SET EXERCISE:
Lines containing the word "JSON" are to be counted; state their number and nothing further.

SUPPLIED RECORDS:

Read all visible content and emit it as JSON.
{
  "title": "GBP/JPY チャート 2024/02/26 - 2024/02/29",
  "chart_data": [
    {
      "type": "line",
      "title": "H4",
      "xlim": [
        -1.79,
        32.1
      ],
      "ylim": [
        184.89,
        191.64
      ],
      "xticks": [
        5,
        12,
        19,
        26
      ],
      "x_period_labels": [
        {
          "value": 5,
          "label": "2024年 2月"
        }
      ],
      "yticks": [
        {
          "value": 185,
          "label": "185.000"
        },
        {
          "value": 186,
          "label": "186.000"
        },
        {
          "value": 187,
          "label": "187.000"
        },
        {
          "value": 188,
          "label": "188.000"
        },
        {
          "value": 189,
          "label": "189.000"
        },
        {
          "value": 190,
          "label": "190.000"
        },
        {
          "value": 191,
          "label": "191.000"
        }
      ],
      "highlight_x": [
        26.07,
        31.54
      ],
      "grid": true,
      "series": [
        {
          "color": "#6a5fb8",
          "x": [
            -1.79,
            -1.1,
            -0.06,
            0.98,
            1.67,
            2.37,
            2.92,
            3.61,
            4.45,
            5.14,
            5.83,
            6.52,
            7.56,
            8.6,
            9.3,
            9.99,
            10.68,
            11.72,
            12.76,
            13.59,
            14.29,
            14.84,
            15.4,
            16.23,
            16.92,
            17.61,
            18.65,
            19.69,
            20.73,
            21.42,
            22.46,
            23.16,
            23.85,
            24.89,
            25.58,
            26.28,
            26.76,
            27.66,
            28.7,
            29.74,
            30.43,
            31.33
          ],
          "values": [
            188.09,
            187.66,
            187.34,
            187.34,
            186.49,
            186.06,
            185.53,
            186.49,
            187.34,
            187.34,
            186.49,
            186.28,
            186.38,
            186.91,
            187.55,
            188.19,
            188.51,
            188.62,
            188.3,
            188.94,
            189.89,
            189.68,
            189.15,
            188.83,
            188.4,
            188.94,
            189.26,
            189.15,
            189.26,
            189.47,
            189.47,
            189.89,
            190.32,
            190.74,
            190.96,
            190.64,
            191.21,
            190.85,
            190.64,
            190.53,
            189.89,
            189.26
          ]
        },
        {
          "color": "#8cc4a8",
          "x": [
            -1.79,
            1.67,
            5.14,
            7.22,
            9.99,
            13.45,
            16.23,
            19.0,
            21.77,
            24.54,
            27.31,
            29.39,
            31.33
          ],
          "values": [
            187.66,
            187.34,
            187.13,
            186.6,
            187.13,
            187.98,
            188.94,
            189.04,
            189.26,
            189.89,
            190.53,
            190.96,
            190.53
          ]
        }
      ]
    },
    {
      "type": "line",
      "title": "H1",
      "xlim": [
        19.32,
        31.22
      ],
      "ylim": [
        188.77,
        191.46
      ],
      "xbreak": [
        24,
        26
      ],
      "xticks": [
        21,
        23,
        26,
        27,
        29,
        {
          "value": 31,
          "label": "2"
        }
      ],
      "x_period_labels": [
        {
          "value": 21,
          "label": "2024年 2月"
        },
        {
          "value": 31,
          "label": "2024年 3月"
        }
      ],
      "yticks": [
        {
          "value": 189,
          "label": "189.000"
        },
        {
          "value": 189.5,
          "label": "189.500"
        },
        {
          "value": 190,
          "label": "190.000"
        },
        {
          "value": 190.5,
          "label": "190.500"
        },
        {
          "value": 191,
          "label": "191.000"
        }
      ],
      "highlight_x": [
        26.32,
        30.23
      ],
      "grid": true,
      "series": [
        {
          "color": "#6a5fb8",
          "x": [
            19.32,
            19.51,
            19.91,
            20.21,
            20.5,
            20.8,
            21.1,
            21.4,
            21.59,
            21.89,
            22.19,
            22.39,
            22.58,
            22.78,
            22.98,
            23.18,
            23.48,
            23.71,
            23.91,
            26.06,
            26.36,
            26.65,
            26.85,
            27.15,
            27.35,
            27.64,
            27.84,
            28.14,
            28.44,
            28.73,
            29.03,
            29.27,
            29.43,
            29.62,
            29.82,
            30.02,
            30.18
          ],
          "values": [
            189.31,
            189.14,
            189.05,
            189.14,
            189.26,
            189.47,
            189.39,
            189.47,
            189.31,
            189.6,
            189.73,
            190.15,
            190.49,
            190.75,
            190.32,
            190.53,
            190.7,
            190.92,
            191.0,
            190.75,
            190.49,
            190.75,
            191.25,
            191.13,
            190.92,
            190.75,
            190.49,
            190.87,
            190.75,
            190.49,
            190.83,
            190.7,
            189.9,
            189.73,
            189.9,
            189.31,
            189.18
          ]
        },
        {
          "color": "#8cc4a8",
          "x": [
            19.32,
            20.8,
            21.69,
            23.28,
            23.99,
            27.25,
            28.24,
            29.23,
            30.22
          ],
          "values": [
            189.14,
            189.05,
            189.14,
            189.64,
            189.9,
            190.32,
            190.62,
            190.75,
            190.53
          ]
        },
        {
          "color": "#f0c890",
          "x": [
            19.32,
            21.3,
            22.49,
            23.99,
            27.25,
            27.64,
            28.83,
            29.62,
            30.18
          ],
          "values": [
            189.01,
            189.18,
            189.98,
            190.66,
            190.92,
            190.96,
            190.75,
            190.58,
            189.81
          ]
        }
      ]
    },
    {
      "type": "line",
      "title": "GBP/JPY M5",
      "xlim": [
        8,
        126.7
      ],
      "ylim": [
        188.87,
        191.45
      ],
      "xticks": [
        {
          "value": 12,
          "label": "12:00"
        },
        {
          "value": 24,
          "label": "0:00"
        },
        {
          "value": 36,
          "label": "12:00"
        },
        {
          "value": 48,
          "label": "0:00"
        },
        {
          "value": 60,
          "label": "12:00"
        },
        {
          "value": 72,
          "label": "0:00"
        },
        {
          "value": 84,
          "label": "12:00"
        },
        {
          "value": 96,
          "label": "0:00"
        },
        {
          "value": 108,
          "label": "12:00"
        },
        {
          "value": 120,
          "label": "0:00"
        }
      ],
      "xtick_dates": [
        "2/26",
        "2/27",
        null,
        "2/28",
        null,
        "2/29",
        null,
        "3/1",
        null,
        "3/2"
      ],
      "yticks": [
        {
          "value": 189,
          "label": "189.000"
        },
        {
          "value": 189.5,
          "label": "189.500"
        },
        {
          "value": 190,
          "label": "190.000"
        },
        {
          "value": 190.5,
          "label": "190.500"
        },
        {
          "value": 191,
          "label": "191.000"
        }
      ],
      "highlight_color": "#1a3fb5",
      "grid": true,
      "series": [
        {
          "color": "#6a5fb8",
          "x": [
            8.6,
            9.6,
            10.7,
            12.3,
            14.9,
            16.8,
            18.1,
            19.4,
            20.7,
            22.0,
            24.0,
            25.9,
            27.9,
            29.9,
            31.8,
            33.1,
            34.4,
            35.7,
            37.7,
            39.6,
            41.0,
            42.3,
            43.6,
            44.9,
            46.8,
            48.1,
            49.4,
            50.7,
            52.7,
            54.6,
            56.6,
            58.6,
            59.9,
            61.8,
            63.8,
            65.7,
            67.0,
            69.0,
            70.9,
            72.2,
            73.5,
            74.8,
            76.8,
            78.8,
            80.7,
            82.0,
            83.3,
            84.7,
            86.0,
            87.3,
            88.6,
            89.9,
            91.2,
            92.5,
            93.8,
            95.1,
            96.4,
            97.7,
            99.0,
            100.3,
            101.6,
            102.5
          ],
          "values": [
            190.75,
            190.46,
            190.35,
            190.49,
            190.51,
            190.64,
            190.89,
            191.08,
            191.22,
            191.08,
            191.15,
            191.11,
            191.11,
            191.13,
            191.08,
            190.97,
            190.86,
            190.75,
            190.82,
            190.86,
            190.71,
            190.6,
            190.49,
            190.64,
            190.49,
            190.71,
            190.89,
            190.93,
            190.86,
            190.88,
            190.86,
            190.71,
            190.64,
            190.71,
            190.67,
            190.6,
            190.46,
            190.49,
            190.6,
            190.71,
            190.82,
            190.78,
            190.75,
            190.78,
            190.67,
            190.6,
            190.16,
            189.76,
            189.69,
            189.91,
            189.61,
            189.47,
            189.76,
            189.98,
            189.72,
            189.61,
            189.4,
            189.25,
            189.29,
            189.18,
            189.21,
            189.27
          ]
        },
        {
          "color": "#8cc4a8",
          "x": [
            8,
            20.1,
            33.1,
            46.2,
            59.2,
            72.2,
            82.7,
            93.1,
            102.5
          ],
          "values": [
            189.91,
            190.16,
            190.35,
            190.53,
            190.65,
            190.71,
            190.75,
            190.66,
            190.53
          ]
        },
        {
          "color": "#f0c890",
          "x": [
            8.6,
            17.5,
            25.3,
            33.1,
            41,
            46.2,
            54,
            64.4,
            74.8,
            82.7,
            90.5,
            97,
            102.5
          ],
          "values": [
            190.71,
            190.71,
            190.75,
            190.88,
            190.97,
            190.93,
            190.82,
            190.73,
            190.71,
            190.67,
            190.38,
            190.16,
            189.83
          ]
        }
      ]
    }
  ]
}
--
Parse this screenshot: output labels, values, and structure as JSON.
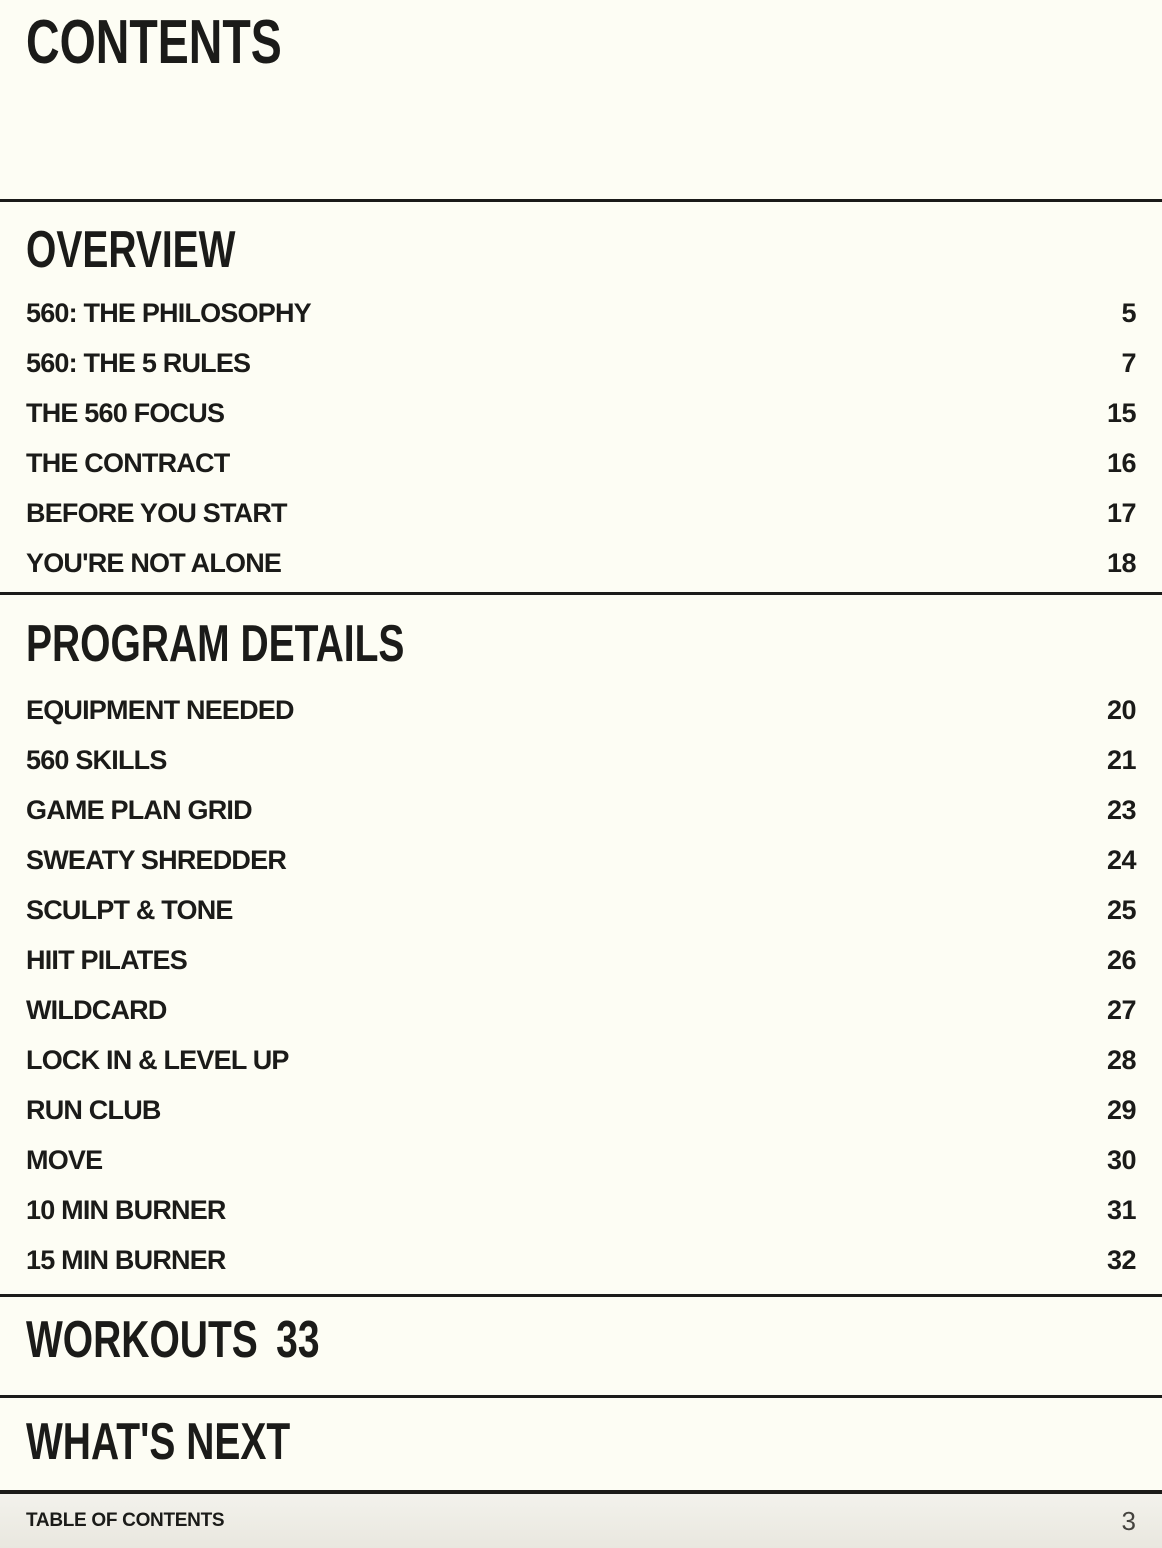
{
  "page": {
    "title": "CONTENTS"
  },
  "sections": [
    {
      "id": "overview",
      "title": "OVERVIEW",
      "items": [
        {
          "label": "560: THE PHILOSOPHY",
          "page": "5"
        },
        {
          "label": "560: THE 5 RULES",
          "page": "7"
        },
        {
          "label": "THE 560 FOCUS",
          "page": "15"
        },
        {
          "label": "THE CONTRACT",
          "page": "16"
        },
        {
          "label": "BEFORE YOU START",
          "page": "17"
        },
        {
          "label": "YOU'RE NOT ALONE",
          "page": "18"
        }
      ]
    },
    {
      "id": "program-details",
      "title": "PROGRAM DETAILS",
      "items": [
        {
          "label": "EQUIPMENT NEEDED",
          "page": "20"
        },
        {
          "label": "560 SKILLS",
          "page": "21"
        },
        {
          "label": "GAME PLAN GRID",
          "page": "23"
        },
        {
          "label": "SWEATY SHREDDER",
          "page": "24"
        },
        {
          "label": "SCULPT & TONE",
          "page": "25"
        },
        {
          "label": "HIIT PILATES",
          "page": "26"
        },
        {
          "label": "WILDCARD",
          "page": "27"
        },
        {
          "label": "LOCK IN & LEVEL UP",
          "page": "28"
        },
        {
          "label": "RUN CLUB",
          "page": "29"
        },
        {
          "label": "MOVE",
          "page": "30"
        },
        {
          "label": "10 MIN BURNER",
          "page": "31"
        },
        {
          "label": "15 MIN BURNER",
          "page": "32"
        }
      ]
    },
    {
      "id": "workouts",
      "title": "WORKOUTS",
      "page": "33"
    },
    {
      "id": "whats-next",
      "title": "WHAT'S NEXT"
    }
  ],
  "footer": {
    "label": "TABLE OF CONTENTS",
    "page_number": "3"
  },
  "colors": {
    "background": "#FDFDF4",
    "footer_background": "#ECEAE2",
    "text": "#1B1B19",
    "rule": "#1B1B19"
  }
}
---
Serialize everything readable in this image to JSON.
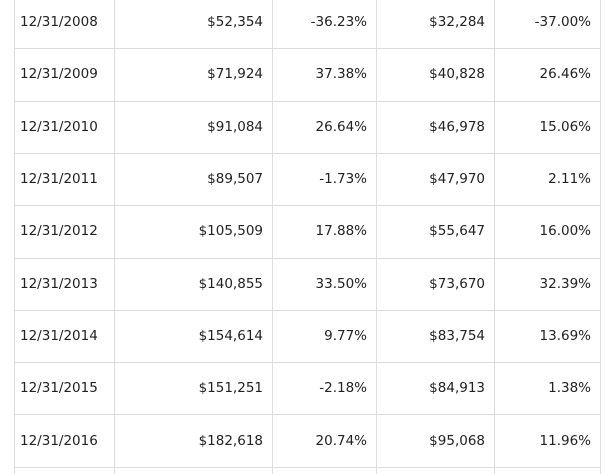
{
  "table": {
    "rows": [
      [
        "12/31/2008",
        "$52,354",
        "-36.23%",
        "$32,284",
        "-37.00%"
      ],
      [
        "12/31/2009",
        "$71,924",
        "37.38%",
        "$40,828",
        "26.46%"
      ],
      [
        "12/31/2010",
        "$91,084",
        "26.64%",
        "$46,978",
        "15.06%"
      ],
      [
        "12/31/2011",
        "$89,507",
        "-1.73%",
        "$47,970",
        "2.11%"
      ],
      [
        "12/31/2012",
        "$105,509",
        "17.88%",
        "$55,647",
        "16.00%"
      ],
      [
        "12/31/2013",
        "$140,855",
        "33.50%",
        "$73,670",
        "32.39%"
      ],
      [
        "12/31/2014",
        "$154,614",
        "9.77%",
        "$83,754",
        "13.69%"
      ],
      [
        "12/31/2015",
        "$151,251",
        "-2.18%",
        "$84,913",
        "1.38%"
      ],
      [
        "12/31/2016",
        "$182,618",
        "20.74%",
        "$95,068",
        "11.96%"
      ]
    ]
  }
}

ANSWER FOR THE TASK:
3